§ Stated problem: Collect each line containing "Monthly".

=== Records supplied ===

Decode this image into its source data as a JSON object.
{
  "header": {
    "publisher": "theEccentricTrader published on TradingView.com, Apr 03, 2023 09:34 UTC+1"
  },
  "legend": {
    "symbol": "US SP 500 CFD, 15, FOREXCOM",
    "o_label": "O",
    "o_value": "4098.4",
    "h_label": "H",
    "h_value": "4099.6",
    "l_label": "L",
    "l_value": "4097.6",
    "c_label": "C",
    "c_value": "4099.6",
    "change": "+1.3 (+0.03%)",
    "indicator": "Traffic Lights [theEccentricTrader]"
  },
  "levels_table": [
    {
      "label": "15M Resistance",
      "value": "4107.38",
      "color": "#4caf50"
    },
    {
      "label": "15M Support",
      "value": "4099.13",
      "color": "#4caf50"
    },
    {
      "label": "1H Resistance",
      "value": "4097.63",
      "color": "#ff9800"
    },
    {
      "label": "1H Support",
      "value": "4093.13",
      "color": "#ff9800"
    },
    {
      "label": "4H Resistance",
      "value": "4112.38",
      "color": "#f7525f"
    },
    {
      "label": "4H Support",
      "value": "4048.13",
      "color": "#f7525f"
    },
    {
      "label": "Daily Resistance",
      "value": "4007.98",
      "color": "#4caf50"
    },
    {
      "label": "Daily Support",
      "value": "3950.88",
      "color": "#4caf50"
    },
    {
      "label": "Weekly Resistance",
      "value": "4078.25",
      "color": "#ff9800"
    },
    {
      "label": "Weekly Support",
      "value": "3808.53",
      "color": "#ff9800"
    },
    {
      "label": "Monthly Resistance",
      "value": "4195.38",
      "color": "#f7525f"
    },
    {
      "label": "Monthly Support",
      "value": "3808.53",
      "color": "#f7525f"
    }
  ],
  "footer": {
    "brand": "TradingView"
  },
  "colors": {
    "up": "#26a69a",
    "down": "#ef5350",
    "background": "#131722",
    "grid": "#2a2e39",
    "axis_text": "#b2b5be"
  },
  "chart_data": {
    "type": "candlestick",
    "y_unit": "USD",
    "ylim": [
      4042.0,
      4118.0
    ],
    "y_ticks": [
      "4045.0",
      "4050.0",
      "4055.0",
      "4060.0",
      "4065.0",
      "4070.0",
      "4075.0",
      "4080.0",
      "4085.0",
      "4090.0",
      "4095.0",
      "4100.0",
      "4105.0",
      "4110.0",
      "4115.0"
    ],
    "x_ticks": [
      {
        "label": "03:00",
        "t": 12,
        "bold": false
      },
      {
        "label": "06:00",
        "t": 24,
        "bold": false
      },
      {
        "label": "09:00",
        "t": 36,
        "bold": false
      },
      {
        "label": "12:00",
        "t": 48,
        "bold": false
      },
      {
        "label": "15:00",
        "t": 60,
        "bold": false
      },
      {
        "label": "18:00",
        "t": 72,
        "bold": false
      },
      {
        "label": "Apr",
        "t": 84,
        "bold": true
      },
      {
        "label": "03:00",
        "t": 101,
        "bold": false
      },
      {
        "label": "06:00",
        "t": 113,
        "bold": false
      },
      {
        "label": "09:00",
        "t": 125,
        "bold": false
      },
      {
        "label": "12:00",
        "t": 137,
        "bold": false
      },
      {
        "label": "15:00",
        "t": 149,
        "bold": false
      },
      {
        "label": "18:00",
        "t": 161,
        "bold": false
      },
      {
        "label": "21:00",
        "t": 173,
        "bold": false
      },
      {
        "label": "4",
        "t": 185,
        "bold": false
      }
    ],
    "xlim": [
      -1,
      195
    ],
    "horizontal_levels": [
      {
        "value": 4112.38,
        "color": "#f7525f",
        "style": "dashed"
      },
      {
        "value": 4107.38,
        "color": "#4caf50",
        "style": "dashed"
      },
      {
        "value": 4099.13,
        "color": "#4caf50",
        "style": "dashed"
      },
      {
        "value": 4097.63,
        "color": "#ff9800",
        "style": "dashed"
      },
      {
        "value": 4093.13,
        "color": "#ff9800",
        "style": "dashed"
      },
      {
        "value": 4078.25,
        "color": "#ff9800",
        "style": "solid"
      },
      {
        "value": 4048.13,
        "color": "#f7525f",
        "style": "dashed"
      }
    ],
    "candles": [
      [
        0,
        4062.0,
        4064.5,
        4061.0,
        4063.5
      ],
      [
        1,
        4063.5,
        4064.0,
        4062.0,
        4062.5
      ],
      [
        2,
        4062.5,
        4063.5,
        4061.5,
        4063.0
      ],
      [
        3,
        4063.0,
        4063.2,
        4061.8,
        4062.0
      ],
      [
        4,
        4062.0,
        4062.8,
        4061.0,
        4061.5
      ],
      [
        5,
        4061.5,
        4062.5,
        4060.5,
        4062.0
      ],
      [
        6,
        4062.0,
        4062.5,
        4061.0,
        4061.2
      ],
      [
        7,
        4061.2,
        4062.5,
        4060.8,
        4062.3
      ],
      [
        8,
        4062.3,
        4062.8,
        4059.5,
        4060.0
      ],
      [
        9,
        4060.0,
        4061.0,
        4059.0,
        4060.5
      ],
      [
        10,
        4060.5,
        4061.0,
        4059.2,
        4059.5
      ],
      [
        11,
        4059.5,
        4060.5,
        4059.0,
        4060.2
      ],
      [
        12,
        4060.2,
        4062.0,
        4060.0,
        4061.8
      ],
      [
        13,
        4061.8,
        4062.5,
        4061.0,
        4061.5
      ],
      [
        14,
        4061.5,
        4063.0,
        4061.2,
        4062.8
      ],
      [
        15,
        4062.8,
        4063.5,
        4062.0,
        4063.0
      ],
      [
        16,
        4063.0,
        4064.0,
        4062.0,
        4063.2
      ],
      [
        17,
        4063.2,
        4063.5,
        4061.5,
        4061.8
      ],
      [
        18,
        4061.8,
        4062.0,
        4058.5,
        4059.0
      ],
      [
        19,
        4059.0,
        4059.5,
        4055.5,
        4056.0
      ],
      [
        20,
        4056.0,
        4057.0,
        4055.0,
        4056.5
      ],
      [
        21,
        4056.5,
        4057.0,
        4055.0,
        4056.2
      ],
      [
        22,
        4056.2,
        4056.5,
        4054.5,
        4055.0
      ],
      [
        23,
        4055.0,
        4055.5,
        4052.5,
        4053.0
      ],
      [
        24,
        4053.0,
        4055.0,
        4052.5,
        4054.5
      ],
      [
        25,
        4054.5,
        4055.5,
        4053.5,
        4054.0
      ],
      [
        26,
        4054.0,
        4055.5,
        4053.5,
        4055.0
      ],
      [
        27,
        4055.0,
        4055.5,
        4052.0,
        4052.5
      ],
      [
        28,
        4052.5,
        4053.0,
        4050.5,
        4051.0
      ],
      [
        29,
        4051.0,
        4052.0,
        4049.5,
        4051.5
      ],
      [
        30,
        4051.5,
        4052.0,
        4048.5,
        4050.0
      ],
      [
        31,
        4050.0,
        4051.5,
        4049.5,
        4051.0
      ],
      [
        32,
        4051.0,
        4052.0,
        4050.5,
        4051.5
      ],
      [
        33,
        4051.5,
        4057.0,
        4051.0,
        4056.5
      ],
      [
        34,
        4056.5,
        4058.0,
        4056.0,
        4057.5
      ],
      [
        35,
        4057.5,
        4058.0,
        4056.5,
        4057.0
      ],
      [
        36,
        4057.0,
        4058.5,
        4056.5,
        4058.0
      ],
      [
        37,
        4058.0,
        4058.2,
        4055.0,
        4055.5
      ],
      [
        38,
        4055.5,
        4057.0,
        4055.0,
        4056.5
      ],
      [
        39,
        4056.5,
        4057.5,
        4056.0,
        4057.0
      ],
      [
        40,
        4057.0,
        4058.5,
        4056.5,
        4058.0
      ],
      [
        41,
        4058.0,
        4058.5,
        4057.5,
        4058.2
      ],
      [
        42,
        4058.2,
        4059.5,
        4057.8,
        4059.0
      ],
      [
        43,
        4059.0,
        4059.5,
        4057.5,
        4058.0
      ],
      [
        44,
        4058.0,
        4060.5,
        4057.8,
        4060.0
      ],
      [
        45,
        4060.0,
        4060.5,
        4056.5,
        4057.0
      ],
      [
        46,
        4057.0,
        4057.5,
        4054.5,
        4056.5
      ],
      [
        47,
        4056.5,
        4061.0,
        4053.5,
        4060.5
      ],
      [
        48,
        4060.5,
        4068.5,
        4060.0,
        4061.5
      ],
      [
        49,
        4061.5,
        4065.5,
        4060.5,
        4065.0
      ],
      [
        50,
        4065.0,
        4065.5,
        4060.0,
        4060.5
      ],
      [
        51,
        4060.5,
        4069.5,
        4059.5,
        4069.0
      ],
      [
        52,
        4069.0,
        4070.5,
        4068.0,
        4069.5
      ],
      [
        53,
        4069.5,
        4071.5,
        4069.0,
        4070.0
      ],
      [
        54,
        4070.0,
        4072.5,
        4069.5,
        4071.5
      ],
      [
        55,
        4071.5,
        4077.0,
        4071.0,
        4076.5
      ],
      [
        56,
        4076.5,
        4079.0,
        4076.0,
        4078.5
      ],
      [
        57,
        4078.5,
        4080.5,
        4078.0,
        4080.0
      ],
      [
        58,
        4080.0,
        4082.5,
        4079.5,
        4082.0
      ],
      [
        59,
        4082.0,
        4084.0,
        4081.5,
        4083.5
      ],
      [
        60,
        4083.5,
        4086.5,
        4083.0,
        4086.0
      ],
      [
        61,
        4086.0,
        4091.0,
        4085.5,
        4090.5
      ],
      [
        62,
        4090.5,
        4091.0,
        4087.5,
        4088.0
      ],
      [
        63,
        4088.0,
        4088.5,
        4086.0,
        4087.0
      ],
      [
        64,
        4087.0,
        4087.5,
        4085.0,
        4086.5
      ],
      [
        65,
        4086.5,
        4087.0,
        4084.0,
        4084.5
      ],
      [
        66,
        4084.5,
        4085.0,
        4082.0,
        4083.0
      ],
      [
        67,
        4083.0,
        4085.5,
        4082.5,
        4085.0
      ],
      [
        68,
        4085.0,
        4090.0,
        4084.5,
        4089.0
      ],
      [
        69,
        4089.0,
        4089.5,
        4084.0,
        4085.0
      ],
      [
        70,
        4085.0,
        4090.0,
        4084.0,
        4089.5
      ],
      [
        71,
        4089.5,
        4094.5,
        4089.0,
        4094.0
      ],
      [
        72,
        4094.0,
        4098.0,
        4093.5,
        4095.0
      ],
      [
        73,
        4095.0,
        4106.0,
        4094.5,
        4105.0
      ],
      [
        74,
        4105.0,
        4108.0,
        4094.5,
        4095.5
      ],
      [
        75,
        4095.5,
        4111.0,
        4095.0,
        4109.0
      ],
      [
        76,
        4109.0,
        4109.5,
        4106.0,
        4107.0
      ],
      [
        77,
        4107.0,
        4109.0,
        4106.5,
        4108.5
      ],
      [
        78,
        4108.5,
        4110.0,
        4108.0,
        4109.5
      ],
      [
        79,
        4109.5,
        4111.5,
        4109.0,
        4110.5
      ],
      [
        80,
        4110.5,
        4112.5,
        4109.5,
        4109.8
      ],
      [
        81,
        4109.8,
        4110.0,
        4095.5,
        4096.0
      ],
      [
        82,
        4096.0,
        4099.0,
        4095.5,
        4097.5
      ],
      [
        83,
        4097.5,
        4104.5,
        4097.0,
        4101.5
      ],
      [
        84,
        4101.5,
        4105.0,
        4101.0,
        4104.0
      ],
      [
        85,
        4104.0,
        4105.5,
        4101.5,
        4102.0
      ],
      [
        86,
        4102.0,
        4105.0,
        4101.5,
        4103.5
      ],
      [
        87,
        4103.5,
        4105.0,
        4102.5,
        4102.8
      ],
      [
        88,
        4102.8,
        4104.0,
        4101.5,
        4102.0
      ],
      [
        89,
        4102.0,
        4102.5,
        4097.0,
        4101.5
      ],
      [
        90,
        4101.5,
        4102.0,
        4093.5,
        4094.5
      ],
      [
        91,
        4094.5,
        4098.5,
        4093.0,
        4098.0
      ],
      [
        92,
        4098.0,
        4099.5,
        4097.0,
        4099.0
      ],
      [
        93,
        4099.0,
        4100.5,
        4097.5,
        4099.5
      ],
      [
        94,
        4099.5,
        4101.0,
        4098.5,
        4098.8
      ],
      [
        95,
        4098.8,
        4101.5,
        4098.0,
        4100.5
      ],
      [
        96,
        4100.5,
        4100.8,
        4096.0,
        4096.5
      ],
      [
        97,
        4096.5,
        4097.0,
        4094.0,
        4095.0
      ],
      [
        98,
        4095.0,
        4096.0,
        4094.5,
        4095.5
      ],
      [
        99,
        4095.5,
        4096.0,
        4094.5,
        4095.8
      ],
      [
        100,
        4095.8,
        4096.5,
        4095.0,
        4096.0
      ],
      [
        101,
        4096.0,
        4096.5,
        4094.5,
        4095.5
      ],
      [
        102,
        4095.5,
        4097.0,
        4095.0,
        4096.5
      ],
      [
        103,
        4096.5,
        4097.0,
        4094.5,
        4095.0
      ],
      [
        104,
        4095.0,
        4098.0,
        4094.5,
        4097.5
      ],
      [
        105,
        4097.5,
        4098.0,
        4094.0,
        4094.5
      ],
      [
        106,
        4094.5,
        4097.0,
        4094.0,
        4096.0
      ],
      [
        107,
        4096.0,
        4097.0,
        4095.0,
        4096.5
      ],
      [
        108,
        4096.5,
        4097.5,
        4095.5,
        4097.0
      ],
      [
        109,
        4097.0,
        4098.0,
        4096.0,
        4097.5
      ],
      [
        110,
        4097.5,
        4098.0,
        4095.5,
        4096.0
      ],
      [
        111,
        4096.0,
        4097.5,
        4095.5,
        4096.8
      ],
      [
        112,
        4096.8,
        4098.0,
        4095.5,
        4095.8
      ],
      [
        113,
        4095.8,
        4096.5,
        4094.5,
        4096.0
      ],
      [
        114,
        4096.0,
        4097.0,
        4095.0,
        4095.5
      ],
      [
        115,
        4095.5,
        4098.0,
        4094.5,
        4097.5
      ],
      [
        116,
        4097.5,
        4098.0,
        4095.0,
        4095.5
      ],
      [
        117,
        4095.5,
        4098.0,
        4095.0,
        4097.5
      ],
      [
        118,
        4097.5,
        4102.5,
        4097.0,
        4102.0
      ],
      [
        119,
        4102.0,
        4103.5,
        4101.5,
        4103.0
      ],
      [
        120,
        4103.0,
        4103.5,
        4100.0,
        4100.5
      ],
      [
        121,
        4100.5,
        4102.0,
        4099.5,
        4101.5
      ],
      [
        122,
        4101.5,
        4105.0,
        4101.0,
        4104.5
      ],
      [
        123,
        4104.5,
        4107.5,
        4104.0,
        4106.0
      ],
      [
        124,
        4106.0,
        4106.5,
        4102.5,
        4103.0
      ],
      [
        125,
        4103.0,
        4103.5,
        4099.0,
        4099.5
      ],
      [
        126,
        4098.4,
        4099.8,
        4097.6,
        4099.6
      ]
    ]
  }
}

===

§ Completed exercise:
      "label": "Monthly Resistance",
      "label": "Monthly Support",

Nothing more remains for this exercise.